__Task to complete__: Write out the material again word for word, dropping any images it holds.

__Records shown__:

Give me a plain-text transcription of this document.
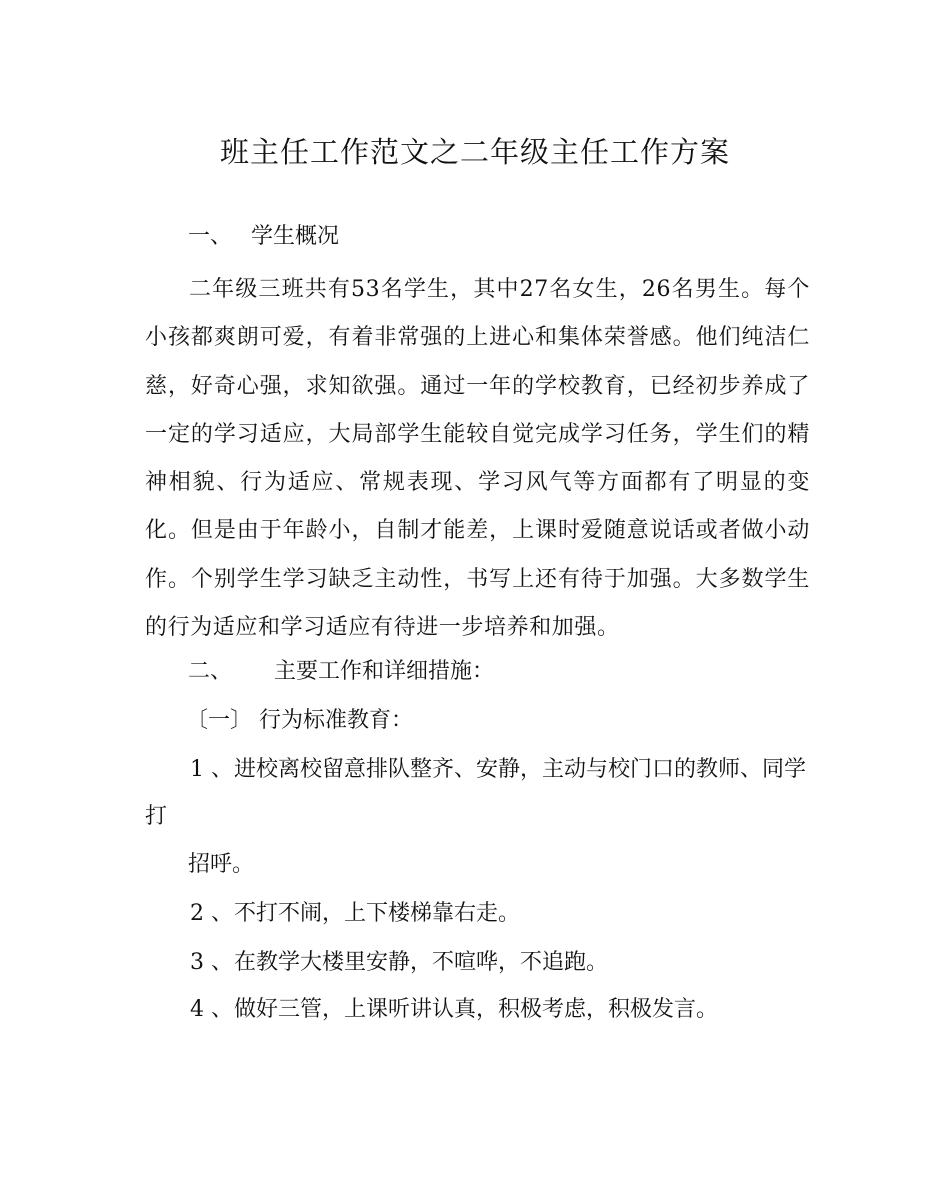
班主任工作范文之二年级主任工作方案
一、 学生概况

二年级三班共有53名学生，其中27名女生，26名男生。每个小孩都爽朗可爱，有着非常强的上进心和集体荣誉感。他们纯洁仁慈，好奇心强，求知欲强。通过一年的学校教育，已经初步养成了一定的学习适应，大局部学生能较自觉完成学习任务，学生们的精神相貌、行为适应、常规表现、学习风气等方面都有了明显的变化。但是由于年龄小，自制才能差，上课时爱随意说话或者做小动作。个别学生学习缺乏主动性，书写上还有待于加强。大多数学生的行为适应和学习适应有待进一步培养和加强。

二、 主要工作和详细措施：
〔一〕 行为标准教育：
1 、进校离校留意排队整齐、安静，主动与校门口的教师、同学
打
招呼。
2 、不打不闹，上下楼梯靠右走。
3 、在教学大楼里安静，不喧哗，不追跑。
4 、做好三管，上课听讲认真，积极考虑，积极发言。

__The reply__:
Give me a plain-text transcription of this document.
班主任工作范文之二年级主任工作方案
一、 学生概况

二年级三班共有53名学生，其中27名女生，26名男生。每个小孩都爽朗可爱，有着非常强的上进心和集体荣誉感。他们纯洁仁慈，好奇心强，求知欲强。通过一年的学校教育，已经初步养成了一定的学习适应，大局部学生能较自觉完成学习任务，学生们的精神相貌、行为适应、常规表现、学习风气等方面都有了明显的变化。但是由于年龄小，自制才能差，上课时爱随意说话或者做小动作。个别学生学习缺乏主动性，书写上还有待于加强。大多数学生的行为适应和学习适应有待进一步培养和加强。

二、 主要工作和详细措施：
〔一〕 行为标准教育：
1 、进校离校留意排队整齐、安静，主动与校门口的教师、同学
打
招呼。
2 、不打不闹，上下楼梯靠右走。
3 、在教学大楼里安静，不喧哗，不追跑。
4 、做好三管，上课听讲认真，积极考虑，积极发言。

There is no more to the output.